### What you are asked to do:
Write out the full set of records below exactly.

### Source data:
----------------
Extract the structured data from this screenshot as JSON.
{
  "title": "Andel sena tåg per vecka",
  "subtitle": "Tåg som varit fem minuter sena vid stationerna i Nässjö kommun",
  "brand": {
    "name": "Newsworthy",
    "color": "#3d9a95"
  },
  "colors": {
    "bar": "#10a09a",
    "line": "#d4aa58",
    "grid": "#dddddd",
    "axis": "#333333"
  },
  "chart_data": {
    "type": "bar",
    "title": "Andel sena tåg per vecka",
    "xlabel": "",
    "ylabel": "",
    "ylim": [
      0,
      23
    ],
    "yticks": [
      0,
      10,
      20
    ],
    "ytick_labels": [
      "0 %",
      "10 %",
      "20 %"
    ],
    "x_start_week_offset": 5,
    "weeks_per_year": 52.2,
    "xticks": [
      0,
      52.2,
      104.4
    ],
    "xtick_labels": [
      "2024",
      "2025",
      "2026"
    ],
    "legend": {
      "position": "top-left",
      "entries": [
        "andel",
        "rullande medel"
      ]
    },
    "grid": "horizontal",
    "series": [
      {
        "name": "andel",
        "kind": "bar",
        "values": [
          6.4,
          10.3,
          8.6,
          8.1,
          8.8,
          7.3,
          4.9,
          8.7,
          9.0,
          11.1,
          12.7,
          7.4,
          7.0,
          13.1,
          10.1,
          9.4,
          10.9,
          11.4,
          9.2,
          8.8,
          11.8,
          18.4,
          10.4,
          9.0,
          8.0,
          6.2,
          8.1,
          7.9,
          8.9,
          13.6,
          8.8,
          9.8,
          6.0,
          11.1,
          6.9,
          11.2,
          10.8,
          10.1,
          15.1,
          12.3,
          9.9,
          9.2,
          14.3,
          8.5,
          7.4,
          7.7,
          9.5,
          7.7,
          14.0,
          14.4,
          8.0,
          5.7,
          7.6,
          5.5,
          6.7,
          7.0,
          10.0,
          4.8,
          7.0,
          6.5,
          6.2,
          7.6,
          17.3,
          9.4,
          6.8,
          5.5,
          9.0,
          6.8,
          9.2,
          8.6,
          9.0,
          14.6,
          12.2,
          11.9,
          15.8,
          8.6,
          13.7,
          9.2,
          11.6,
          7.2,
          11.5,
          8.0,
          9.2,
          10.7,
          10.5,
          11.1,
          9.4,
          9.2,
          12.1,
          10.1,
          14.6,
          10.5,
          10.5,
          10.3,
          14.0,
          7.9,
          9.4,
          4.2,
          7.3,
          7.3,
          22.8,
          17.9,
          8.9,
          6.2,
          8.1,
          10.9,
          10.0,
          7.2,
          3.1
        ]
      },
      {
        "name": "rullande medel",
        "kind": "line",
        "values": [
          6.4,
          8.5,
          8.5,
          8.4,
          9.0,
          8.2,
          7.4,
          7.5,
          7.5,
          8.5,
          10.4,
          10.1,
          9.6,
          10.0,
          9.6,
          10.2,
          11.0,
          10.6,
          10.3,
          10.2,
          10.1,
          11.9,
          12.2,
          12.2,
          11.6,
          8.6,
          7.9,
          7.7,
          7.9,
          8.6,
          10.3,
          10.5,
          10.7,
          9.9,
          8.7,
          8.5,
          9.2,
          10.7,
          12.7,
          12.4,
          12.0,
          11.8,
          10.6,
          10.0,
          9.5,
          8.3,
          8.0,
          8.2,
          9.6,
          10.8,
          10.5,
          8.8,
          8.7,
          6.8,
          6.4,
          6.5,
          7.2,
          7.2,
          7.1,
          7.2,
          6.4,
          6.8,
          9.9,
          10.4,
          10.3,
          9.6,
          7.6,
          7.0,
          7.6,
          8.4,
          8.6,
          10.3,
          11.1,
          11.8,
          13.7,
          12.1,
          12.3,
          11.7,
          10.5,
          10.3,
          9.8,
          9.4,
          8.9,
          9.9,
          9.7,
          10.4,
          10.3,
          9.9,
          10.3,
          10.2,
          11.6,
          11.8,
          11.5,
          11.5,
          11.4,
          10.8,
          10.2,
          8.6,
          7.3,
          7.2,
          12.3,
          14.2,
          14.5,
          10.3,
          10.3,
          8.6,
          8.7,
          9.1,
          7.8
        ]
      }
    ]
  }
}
----------------
### Answer to this exercise:
Extract the structured data from this screenshot as JSON.
{
  "title": "Andel sena tåg per vecka",
  "subtitle": "Tåg som varit fem minuter sena vid stationerna i Nässjö kommun",
  "brand": {
    "name": "Newsworthy",
    "color": "#3d9a95"
  },
  "colors": {
    "bar": "#10a09a",
    "line": "#d4aa58",
    "grid": "#dddddd",
    "axis": "#333333"
  },
  "chart_data": {
    "type": "bar",
    "title": "Andel sena tåg per vecka",
    "xlabel": "",
    "ylabel": "",
    "ylim": [
      0,
      23
    ],
    "yticks": [
      0,
      10,
      20
    ],
    "ytick_labels": [
      "0 %",
      "10 %",
      "20 %"
    ],
    "x_start_week_offset": 5,
    "weeks_per_year": 52.2,
    "xticks": [
      0,
      52.2,
      104.4
    ],
    "xtick_labels": [
      "2024",
      "2025",
      "2026"
    ],
    "legend": {
      "position": "top-left",
      "entries": [
        "andel",
        "rullande medel"
      ]
    },
    "grid": "horizontal",
    "series": [
      {
        "name": "andel",
        "kind": "bar",
        "values": [
          6.4,
          10.3,
          8.6,
          8.1,
          8.8,
          7.3,
          4.9,
          8.7,
          9.0,
          11.1,
          12.7,
          7.4,
          7.0,
          13.1,
          10.1,
          9.4,
          10.9,
          11.4,
          9.2,
          8.8,
          11.8,
          18.4,
          10.4,
          9.0,
          8.0,
          6.2,
          8.1,
          7.9,
          8.9,
          13.6,
          8.8,
          9.8,
          6.0,
          11.1,
          6.9,
          11.2,
          10.8,
          10.1,
          15.1,
          12.3,
          9.9,
          9.2,
          14.3,
          8.5,
          7.4,
          7.7,
          9.5,
          7.7,
          14.0,
          14.4,
          8.0,
          5.7,
          7.6,
          5.5,
          6.7,
          7.0,
          10.0,
          4.8,
          7.0,
          6.5,
          6.2,
          7.6,
          17.3,
          9.4,
          6.8,
          5.5,
          9.0,
          6.8,
          9.2,
          8.6,
          9.0,
          14.6,
          12.2,
          11.9,
          15.8,
          8.6,
          13.7,
          9.2,
          11.6,
          7.2,
          11.5,
          8.0,
          9.2,
          10.7,
          10.5,
          11.1,
          9.4,
          9.2,
          12.1,
          10.1,
          14.6,
          10.5,
          10.5,
          10.3,
          14.0,
          7.9,
          9.4,
          4.2,
          7.3,
          7.3,
          22.8,
          17.9,
          8.9,
          6.2,
          8.1,
          10.9,
          10.0,
          7.2,
          3.1
        ]
      },
      {
        "name": "rullande medel",
        "kind": "line",
        "values": [
          6.4,
          8.5,
          8.5,
          8.4,
          9.0,
          8.2,
          7.4,
          7.5,
          7.5,
          8.5,
          10.4,
          10.1,
          9.6,
          10.0,
          9.6,
          10.2,
          11.0,
          10.6,
          10.3,
          10.2,
          10.1,
          11.9,
          12.2,
          12.2,
          11.6,
          8.6,
          7.9,
          7.7,
          7.9,
          8.6,
          10.3,
          10.5,
          10.7,
          9.9,
          8.7,
          8.5,
          9.2,
          10.7,
          12.7,
          12.4,
          12.0,
          11.8,
          10.6,
          10.0,
          9.5,
          8.3,
          8.0,
          8.2,
          9.6,
          10.8,
          10.5,
          8.8,
          8.7,
          6.8,
          6.4,
          6.5,
          7.2,
          7.2,
          7.1,
          7.2,
          6.4,
          6.8,
          9.9,
          10.4,
          10.3,
          9.6,
          7.6,
          7.0,
          7.6,
          8.4,
          8.6,
          10.3,
          11.1,
          11.8,
          13.7,
          12.1,
          12.3,
          11.7,
          10.5,
          10.3,
          9.8,
          9.4,
          8.9,
          9.9,
          9.7,
          10.4,
          10.3,
          9.9,
          10.3,
          10.2,
          11.6,
          11.8,
          11.5,
          11.5,
          11.4,
          10.8,
          10.2,
          8.6,
          7.3,
          7.2,
          12.3,
          14.2,
          14.5,
          10.3,
          10.3,
          8.6,
          8.7,
          9.1,
          7.8
        ]
      }
    ]
  }
}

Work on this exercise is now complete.